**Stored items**
━━━━━━━━━━━━━━━━━━━━

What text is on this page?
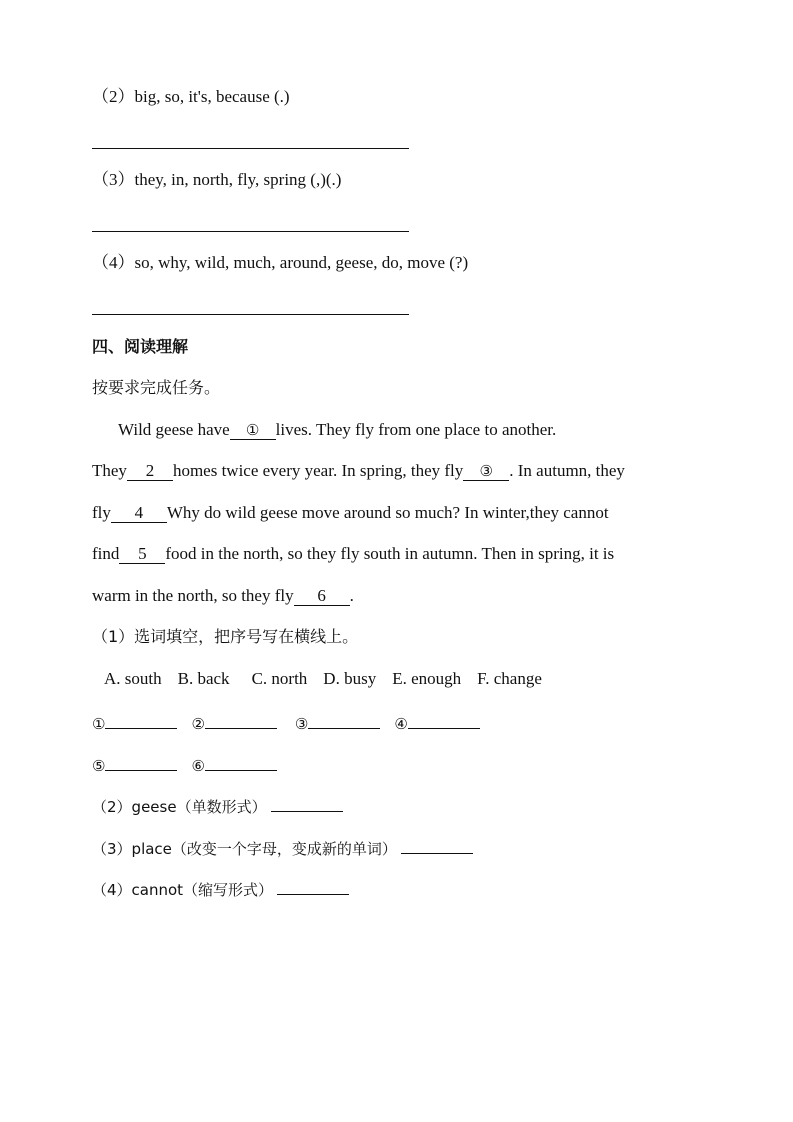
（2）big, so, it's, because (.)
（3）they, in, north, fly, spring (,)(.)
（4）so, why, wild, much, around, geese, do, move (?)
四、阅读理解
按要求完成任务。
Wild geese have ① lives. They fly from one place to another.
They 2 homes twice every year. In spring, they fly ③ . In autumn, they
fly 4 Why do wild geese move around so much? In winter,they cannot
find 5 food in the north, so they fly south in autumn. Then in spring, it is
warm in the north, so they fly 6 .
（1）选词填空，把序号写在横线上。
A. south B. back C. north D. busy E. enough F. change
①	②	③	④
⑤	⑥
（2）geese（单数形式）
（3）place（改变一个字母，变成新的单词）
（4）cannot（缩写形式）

━━━━━━━━━━━━━━━━━━━━

**WORK TO COMPLETE**
Output every entry exactly as given; pictures are not part of the copy.

**OUTPUT FOR THIS EXERCISE**
What text is on this page?
（2）big, so, it's, because (.)
（3）they, in, north, fly, spring (,)(.)
（4）so, why, wild, much, around, geese, do, move (?)
四、阅读理解
按要求完成任务。
Wild geese have ① lives. They fly from one place to another.
They 2 homes twice every year. In spring, they fly ③ . In autumn, they
fly 4 Why do wild geese move around so much? In winter,they cannot
find 5 food in the north, so they fly south in autumn. Then in spring, it is
warm in the north, so they fly 6 .
（1）选词填空，把序号写在横线上。
A. south B. back C. north D. busy E. enough F. change
①	②	③	④
⑤	⑥
（2）geese（单数形式）
（3）place（改变一个字母，变成新的单词）
（4）cannot（缩写形式）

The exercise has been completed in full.